#### EXERCISE PROMPT:
Collect all the lines that mention the word "Basic".

Excerpt from a dataset

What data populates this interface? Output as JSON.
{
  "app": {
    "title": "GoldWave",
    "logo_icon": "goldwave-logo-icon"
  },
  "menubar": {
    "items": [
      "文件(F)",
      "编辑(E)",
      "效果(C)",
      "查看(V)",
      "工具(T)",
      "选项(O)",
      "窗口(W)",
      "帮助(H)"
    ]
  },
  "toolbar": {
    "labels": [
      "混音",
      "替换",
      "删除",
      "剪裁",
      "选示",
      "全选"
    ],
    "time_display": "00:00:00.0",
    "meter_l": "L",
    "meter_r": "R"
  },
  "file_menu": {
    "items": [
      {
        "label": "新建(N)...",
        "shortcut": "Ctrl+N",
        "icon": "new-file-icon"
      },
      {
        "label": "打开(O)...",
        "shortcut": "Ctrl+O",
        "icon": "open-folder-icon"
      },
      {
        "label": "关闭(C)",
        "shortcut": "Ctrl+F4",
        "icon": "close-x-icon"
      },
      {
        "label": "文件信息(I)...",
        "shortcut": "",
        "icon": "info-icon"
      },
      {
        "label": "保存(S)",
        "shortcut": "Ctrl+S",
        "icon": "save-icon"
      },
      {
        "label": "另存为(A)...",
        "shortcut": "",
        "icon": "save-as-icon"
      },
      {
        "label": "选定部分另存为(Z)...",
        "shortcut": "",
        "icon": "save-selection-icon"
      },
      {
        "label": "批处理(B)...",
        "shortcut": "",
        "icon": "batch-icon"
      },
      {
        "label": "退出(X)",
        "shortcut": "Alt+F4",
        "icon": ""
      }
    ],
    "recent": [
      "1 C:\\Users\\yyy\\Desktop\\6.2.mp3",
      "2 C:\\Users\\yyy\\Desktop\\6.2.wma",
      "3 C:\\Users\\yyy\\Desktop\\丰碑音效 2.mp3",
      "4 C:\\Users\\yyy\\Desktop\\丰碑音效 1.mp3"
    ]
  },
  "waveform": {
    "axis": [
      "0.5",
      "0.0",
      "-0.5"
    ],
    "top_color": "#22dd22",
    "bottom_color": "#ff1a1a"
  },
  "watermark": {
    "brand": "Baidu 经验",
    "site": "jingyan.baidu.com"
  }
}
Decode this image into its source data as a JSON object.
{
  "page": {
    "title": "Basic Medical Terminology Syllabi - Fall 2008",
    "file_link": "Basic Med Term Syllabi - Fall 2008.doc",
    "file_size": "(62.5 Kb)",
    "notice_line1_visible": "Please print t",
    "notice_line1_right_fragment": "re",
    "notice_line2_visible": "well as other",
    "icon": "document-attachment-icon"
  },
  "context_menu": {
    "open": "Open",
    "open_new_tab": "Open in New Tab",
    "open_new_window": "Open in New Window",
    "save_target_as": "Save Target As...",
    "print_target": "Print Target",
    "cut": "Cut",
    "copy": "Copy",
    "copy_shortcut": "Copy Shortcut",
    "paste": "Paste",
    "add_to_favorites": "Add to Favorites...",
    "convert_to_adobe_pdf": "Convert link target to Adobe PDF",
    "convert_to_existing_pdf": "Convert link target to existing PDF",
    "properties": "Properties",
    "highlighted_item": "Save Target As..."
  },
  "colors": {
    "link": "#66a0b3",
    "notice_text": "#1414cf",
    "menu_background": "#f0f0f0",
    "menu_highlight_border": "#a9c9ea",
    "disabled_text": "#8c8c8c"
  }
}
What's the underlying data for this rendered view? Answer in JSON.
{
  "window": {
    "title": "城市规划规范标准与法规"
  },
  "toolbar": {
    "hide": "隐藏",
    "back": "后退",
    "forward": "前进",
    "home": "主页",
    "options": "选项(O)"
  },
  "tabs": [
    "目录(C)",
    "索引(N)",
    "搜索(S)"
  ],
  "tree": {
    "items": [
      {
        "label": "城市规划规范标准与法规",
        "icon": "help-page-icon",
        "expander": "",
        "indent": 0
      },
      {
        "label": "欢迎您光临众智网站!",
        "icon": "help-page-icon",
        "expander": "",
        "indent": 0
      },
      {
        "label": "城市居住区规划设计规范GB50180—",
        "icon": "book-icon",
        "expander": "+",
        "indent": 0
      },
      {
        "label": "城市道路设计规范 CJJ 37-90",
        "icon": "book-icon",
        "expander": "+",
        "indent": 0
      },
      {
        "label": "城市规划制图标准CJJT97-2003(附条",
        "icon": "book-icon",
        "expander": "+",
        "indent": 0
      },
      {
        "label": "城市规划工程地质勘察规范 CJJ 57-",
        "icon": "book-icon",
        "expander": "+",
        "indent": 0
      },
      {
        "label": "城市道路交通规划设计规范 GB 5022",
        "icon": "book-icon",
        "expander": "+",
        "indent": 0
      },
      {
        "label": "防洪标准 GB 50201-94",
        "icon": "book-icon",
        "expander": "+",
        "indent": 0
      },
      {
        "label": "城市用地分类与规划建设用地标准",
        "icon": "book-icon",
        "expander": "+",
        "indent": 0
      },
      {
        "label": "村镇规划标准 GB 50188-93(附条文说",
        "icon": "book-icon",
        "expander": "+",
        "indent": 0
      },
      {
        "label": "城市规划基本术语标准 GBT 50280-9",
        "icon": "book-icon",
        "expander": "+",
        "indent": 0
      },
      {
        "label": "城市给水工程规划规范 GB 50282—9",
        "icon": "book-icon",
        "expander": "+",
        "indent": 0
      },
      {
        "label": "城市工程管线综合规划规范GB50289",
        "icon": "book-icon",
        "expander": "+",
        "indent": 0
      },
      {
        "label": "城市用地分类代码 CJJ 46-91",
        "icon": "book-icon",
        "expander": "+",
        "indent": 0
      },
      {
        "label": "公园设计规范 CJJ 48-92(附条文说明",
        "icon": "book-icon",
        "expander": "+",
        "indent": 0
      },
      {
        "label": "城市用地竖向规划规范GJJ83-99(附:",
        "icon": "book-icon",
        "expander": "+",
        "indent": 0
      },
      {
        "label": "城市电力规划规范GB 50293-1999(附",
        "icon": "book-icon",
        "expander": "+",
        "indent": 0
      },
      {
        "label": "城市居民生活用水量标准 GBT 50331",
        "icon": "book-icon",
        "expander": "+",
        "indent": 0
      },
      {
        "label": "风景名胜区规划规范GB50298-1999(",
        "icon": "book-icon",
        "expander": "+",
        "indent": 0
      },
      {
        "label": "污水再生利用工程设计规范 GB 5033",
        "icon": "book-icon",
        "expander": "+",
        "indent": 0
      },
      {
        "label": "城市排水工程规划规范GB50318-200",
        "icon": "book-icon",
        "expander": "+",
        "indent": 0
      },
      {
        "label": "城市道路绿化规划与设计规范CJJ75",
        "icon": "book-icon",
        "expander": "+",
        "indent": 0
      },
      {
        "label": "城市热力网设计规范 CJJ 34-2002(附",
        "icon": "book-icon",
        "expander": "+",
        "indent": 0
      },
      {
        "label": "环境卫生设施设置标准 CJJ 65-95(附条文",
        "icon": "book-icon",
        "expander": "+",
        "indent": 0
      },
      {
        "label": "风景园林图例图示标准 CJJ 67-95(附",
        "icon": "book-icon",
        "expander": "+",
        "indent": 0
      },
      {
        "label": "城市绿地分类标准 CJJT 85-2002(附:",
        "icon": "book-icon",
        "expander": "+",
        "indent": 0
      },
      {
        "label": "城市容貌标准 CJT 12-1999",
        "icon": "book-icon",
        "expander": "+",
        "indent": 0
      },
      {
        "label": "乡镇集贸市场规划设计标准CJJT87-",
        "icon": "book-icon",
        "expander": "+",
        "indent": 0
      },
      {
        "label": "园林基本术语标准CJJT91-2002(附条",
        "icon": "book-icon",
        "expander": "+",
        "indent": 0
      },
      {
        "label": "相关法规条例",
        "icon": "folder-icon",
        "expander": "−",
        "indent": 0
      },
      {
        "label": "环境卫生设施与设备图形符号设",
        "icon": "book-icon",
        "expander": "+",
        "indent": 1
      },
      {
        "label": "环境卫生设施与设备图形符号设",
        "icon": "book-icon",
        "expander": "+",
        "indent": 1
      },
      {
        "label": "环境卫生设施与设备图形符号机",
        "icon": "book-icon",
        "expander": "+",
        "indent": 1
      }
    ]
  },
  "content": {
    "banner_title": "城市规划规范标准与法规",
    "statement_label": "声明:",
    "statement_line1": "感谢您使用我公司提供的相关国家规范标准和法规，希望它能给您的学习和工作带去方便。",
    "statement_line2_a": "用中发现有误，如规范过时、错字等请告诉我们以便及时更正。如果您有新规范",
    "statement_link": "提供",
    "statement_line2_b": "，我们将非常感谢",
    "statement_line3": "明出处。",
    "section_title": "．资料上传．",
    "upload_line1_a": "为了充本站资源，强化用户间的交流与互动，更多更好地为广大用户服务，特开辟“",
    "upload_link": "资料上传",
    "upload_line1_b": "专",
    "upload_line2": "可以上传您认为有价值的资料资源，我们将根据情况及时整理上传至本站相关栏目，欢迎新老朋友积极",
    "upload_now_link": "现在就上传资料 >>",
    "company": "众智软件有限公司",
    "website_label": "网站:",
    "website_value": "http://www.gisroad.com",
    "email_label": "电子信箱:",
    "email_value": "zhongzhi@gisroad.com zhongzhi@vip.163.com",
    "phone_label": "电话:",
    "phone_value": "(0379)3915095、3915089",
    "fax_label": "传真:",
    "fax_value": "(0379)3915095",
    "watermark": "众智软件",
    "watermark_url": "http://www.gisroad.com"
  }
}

#### SOLUTION TO THE PROBLEM:
    "title": "Basic Medical Terminology Syllabi - Fall 2008",
    "file_link": "Basic Med Term Syllabi - Fall 2008.doc",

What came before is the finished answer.